■ REQUIREMENTS ■
Write out the data again, from its first line through the line that contains "The actuator 204 is at (503, 180).", including both ends.

■ DATA ENTRIES ■

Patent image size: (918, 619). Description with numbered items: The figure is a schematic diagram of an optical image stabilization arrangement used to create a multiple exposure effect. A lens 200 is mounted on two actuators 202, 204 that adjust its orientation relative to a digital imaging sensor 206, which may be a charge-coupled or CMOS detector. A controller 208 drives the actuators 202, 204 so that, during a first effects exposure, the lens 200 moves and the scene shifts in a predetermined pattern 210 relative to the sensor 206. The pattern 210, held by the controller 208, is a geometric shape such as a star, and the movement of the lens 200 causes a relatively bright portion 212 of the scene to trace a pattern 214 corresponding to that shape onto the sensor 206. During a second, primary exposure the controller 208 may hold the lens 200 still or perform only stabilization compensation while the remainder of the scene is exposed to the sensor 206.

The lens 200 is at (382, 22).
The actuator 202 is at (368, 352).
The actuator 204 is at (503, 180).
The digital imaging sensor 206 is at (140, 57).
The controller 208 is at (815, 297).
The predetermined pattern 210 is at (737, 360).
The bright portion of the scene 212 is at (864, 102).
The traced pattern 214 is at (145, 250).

■ EXERCISE SOLUTION ■
Patent image size: (918, 619). Description with numbered items: The figure is a schematic diagram of an optical image stabilization arrangement used to create a multiple exposure effect. A lens 200 is mounted on two actuators 202, 204 that adjust its orientation relative to a digital imaging sensor 206, which may be a charge-coupled or CMOS detector. A controller 208 drives the actuators 202, 204 so that, during a first effects exposure, the lens 200 moves and the scene shifts in a predetermined pattern 210 relative to the sensor 206. The pattern 210, held by the controller 208, is a geometric shape such as a star, and the movement of the lens 200 causes a relatively bright portion 212 of the scene to trace a pattern 214 corresponding to that shape onto the sensor 206. During a second, primary exposure the controller 208 may hold the lens 200 still or perform only stabilization compensation while the remainder of the scene is exposed to the sensor 206.

The lens 200 is at (382, 22).
The actuator 202 is at (368, 352).
The actuator 204 is at (503, 180).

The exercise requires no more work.